# Stated exercise:
Scan the listing below and copy every line holding "color".

# Provided data:

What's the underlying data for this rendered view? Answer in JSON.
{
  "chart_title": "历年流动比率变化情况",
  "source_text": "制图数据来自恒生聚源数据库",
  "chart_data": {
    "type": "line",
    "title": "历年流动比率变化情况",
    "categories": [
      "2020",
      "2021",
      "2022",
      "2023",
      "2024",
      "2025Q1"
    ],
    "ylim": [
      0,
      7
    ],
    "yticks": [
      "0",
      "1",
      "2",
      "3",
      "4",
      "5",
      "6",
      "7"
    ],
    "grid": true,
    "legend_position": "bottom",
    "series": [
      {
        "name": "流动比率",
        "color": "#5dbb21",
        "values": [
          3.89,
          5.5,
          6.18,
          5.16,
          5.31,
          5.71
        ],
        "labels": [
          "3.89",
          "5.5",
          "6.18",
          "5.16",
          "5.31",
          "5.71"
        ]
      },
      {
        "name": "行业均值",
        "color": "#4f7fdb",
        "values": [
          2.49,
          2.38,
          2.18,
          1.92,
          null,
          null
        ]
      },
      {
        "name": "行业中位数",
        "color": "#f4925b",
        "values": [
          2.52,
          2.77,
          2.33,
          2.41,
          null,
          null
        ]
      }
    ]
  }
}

# Solution for this task:
        "color": "#5dbb21",
        "color": "#4f7fdb",
        "color": "#f4925b",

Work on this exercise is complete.